• [Problem details]:
Wherever the word "Grotniki" turns up in a line of the entries, copy that line.

[BEGIN]

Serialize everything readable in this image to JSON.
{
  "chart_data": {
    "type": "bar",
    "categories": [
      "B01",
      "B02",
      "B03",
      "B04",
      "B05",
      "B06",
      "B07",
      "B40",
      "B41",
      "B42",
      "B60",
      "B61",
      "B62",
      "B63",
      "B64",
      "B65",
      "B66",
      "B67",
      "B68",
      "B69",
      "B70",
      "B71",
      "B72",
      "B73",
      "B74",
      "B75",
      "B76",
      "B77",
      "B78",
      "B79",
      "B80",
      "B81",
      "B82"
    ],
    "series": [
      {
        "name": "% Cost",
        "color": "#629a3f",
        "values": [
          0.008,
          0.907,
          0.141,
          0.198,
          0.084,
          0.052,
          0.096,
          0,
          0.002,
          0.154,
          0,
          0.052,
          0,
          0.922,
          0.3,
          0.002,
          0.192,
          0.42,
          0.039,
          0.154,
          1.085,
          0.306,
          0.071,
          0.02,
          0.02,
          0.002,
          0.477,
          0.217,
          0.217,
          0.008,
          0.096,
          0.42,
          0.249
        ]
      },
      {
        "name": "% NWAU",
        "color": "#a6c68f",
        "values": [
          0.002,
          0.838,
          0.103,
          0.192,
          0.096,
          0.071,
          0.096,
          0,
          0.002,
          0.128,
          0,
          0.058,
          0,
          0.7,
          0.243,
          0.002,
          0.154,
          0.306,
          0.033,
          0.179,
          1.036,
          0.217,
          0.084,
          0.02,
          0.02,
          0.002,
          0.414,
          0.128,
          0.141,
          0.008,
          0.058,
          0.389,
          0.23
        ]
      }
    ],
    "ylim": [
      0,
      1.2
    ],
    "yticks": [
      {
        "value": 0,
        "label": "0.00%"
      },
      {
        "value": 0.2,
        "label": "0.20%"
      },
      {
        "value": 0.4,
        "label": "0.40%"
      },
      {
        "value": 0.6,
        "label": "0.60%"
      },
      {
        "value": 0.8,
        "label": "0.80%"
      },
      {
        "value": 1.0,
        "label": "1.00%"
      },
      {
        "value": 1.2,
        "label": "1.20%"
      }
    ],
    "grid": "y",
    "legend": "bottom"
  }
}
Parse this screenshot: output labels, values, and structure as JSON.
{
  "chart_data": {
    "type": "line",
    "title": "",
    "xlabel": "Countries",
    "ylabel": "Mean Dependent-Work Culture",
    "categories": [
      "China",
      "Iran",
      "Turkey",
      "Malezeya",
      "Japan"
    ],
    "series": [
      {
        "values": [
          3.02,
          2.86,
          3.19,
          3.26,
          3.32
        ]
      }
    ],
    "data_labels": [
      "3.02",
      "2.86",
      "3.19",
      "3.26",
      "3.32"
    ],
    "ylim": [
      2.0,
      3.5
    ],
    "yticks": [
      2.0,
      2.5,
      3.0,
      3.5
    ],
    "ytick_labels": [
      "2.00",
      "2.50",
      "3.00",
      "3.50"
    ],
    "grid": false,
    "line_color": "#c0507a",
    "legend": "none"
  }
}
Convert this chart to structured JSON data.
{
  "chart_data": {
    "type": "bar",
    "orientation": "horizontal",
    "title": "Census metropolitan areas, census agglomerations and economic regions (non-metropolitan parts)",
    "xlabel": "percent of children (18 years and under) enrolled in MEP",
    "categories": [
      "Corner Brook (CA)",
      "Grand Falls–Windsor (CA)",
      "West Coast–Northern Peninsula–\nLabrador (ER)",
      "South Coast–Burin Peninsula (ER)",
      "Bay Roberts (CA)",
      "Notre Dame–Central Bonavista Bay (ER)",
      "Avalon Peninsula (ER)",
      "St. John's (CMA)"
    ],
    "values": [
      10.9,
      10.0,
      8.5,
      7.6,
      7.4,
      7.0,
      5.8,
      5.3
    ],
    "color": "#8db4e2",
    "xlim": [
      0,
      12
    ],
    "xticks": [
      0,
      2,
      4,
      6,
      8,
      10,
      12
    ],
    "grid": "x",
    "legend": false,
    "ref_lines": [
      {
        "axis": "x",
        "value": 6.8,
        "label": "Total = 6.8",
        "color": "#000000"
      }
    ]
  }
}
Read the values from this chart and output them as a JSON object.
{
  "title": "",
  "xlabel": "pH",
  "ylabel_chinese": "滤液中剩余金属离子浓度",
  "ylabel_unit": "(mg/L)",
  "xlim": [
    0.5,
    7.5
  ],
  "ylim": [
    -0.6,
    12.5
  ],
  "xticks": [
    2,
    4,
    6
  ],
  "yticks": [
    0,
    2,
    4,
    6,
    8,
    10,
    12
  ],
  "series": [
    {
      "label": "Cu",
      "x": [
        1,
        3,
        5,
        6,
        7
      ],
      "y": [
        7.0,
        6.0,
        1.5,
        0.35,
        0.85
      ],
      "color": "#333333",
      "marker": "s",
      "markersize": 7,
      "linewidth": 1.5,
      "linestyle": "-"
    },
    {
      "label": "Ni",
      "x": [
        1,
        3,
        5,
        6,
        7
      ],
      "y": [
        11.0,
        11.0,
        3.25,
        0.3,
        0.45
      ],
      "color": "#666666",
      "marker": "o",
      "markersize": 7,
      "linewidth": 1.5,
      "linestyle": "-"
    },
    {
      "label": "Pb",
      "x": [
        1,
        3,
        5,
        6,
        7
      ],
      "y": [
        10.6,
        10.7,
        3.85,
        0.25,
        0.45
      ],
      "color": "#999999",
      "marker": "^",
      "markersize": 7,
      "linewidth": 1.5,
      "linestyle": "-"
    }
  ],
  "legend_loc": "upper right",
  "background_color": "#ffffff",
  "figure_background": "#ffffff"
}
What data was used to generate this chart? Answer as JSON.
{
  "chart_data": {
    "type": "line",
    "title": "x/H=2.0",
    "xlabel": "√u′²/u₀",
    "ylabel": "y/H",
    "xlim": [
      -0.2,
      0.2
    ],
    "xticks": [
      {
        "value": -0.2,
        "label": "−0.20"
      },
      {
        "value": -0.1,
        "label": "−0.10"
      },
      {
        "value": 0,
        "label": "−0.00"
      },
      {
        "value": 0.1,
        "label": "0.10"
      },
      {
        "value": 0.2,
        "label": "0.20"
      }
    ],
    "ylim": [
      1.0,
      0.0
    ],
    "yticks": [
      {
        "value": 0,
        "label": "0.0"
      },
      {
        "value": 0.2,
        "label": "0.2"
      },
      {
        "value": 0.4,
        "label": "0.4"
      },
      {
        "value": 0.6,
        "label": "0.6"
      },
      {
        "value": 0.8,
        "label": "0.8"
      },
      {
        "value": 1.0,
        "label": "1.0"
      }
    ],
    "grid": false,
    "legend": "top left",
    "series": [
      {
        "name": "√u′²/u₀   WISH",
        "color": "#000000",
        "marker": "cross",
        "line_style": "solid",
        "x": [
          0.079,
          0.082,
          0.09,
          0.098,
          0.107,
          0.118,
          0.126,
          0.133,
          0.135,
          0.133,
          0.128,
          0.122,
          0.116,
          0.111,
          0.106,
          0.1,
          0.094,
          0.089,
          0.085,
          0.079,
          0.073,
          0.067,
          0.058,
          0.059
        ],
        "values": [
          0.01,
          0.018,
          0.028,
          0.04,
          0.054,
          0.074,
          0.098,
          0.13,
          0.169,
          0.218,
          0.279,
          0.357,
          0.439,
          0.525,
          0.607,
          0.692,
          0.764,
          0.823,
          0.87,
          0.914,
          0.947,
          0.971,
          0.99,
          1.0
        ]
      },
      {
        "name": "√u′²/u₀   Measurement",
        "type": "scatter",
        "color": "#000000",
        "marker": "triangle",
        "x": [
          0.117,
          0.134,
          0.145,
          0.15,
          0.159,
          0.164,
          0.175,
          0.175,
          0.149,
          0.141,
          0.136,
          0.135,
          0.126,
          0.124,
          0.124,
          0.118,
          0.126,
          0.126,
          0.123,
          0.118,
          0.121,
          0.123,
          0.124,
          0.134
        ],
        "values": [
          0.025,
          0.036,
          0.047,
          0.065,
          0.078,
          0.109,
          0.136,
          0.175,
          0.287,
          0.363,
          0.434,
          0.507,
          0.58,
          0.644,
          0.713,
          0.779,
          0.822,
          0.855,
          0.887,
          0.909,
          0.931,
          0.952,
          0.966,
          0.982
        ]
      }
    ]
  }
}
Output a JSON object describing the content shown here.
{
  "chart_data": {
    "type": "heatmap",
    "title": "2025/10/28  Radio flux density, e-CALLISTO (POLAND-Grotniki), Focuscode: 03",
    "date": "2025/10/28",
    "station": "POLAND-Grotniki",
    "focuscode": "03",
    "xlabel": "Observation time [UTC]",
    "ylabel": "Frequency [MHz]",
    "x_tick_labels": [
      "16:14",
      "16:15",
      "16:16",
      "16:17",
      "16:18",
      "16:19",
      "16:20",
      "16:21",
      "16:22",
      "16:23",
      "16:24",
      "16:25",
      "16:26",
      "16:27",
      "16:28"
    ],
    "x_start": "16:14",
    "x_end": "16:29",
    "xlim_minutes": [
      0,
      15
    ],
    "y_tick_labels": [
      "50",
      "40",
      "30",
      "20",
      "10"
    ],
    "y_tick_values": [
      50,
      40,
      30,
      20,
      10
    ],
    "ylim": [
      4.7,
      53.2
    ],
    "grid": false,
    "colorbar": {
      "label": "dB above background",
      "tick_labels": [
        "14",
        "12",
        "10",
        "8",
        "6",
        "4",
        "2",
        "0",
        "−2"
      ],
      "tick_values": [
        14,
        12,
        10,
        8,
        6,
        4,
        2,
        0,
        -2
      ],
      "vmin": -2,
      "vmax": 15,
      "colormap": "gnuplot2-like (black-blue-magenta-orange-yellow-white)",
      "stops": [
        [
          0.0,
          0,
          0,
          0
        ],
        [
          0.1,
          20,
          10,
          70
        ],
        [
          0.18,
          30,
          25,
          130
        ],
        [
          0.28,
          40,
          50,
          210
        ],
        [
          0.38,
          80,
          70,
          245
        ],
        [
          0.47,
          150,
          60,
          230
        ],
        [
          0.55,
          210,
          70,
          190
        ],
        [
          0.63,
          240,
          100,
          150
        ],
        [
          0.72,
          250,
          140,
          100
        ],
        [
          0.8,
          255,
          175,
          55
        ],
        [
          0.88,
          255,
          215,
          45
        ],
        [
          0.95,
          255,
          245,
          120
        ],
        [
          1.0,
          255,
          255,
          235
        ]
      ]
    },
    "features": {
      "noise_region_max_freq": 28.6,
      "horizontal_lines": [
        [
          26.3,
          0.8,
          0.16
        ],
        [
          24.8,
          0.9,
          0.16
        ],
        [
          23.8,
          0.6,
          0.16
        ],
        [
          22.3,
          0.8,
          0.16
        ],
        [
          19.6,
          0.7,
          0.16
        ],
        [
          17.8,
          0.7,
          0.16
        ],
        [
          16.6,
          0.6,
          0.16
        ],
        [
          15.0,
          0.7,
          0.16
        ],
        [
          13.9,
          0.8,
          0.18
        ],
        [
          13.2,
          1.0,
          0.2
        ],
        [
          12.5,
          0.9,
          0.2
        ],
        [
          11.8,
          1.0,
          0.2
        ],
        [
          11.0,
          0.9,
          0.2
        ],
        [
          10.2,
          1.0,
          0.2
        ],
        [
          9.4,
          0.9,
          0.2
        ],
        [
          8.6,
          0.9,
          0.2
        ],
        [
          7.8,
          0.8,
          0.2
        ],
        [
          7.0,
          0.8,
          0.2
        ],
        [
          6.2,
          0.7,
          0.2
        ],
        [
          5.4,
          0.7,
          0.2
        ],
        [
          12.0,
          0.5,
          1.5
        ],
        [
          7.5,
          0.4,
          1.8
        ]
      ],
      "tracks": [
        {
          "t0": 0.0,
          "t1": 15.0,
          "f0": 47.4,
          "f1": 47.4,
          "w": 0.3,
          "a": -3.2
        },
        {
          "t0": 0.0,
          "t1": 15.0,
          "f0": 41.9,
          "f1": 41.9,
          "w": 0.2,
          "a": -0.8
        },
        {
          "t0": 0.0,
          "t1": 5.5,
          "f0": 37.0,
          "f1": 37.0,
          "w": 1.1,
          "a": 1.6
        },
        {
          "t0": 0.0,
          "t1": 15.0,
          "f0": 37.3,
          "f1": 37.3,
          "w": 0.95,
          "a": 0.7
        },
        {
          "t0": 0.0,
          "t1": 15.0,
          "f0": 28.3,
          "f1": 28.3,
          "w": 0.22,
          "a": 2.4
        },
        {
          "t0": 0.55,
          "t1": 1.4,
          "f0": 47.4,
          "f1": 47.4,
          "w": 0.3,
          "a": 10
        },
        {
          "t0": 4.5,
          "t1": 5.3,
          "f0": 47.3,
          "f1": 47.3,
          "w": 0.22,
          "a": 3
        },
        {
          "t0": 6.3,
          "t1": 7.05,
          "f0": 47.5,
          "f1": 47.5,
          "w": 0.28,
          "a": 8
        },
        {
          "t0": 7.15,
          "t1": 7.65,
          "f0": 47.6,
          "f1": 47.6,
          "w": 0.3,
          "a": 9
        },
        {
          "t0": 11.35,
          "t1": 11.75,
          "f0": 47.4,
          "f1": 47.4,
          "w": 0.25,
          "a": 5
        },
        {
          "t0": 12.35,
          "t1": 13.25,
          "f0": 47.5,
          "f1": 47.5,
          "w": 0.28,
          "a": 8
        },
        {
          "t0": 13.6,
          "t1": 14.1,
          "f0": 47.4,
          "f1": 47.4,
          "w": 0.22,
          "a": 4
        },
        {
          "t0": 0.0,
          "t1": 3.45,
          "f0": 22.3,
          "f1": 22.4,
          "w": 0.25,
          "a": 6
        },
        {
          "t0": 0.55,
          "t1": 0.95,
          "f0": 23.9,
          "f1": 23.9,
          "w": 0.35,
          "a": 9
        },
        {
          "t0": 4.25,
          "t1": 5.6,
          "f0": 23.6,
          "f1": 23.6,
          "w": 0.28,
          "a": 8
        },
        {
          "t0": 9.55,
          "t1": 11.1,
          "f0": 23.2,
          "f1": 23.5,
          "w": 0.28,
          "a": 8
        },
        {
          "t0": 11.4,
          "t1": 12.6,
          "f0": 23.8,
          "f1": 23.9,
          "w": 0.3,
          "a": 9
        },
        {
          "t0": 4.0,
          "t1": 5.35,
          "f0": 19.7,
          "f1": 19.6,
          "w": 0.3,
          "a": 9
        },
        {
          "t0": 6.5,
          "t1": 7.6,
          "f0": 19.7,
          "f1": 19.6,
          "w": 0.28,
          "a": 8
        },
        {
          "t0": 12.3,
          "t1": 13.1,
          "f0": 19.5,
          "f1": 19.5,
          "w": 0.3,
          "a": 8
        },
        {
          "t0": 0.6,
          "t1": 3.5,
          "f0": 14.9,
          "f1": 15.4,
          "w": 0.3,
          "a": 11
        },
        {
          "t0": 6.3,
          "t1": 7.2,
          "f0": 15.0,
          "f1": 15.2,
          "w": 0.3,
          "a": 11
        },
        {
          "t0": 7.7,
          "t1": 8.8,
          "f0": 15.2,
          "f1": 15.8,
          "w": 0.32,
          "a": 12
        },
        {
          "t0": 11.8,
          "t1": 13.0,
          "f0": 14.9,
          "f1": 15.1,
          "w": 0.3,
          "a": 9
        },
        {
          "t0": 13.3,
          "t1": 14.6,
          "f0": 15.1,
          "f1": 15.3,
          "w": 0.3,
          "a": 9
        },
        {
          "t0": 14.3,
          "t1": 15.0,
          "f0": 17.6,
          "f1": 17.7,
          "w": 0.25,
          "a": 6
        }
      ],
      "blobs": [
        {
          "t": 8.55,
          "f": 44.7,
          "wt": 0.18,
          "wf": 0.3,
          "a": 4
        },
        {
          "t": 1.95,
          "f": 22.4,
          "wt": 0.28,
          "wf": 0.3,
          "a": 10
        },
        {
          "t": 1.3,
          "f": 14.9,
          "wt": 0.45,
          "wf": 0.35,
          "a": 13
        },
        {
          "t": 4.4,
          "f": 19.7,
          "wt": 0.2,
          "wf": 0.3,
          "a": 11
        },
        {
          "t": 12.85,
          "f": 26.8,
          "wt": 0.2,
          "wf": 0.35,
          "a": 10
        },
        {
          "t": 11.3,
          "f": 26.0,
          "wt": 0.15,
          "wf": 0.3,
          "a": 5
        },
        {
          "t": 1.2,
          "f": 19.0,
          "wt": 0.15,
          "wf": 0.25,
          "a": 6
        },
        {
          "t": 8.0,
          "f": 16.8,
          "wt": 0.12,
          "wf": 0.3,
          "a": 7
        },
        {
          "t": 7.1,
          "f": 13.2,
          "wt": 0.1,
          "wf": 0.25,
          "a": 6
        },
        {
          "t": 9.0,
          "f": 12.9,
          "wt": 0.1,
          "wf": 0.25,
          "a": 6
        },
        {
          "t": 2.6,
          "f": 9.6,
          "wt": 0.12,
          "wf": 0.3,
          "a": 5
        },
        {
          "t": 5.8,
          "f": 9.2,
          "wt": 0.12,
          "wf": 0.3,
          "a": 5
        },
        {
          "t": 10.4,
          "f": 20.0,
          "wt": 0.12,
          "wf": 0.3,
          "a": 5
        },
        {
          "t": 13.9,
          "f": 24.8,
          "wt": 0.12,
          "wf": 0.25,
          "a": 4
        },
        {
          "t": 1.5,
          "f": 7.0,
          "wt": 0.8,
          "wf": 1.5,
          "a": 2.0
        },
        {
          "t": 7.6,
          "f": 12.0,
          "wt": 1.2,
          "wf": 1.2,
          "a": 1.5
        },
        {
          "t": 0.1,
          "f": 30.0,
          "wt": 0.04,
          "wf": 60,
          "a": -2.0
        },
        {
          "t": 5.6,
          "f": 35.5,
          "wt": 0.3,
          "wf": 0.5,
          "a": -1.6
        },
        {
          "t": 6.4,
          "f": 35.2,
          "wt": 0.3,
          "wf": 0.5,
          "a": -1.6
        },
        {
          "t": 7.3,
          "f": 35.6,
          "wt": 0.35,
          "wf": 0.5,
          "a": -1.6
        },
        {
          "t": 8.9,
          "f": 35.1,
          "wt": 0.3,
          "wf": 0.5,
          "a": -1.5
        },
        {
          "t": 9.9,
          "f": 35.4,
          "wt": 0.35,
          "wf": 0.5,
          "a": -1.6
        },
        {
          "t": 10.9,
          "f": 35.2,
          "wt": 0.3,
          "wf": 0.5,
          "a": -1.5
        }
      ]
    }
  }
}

[END]

• [Task response]:
    "title": "2025/10/28  Radio flux density, e-CALLISTO (POLAND-Grotniki), Focuscode: 03",
    "station": "POLAND-Grotniki",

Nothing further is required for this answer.